Check each line of the records below for the string "icon", then state how many lines contain it, with no other output.

-- begin --

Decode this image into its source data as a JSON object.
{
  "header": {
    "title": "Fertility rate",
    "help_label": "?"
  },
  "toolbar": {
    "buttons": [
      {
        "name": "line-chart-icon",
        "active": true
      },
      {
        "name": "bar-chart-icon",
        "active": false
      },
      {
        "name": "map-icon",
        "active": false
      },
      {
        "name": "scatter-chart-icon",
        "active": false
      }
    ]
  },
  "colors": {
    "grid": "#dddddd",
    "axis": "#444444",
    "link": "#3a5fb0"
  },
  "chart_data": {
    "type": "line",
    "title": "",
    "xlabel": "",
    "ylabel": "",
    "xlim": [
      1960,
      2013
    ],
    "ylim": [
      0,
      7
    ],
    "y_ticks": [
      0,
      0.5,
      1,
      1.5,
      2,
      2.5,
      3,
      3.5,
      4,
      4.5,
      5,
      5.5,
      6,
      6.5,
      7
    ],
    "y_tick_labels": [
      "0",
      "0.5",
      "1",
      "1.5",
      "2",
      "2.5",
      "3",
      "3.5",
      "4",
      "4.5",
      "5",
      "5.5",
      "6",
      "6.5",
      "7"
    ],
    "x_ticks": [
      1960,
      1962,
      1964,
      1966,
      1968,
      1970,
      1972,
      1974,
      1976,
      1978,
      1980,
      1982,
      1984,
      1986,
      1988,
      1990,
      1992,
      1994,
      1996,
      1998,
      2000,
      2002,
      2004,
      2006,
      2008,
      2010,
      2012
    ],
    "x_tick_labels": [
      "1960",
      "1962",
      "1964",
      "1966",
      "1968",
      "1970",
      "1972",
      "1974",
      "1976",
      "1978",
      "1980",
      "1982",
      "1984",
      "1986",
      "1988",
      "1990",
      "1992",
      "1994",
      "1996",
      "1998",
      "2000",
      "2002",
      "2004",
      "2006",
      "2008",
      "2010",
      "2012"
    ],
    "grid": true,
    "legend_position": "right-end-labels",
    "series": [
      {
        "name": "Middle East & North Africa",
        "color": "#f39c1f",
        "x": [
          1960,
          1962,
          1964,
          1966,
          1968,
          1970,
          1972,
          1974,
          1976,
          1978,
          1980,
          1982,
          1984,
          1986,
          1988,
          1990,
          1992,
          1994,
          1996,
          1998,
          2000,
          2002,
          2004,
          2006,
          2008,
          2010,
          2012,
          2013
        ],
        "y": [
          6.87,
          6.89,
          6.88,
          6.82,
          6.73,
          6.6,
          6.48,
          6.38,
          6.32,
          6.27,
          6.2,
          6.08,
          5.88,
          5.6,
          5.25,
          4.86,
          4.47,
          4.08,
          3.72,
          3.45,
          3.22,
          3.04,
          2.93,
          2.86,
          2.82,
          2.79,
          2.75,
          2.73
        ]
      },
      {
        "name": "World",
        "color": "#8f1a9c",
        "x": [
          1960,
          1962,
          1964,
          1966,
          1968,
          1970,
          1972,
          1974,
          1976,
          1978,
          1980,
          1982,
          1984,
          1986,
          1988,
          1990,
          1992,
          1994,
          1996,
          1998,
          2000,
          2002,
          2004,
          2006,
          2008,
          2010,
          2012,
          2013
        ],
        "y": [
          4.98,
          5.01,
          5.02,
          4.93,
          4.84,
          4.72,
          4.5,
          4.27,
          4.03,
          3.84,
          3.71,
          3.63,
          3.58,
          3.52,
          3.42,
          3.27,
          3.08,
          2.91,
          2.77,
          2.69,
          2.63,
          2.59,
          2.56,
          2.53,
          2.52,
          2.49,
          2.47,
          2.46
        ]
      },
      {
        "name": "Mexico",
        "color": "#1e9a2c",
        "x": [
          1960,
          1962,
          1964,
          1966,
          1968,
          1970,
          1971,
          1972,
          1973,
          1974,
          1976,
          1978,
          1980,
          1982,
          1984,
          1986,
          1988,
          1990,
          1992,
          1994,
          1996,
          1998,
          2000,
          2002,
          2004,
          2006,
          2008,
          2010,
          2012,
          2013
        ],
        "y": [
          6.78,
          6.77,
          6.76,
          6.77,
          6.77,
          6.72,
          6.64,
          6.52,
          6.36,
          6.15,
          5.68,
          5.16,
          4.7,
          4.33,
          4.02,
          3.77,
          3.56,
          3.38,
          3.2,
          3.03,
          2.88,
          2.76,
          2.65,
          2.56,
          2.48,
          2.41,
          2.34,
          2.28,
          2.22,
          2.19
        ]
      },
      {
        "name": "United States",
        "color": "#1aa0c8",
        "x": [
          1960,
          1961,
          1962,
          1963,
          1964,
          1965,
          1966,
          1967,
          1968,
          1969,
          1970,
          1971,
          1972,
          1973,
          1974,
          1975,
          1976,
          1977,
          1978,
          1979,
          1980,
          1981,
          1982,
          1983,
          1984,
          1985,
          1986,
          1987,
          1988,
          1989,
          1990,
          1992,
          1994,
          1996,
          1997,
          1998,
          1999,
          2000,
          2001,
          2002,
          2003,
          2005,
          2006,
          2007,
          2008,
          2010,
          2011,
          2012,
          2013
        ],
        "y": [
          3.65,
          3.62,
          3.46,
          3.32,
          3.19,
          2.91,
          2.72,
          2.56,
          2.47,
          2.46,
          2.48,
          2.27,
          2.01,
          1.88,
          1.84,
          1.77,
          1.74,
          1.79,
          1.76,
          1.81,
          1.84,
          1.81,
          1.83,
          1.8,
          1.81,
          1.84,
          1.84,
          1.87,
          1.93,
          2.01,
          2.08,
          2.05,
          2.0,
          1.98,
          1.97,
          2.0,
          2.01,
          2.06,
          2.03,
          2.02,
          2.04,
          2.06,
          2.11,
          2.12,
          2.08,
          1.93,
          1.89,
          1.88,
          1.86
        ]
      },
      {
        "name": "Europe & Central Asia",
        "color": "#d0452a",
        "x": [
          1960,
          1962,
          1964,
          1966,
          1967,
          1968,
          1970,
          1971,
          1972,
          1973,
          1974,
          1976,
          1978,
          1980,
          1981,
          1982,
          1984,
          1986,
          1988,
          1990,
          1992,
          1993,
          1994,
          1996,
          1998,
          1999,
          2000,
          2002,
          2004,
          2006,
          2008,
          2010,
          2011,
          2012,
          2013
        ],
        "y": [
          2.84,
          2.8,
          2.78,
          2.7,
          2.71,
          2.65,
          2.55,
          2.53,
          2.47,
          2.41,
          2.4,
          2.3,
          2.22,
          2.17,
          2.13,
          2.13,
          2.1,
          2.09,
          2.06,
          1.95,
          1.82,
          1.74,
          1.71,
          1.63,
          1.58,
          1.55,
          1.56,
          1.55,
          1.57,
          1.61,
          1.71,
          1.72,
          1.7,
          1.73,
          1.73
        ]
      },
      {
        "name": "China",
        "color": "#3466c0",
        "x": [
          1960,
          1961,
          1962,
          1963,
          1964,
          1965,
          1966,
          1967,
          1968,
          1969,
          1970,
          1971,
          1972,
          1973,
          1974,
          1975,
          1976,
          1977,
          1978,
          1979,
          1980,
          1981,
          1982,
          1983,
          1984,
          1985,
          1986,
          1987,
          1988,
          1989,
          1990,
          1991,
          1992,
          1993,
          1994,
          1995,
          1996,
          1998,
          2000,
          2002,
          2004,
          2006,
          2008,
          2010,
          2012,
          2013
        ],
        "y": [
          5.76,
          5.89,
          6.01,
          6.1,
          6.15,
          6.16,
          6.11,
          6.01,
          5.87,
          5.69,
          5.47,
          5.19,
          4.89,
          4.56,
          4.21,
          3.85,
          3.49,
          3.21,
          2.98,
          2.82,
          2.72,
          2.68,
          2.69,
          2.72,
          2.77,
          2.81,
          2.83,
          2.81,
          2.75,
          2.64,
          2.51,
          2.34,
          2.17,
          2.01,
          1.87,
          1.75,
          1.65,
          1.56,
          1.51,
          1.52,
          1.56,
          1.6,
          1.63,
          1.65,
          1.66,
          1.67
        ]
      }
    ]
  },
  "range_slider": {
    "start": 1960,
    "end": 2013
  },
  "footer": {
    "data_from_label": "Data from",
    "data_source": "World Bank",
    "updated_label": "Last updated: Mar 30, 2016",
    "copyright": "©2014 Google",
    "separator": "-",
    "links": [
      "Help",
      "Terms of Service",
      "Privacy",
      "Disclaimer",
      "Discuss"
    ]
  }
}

-- end --

RESULT BELOW:
4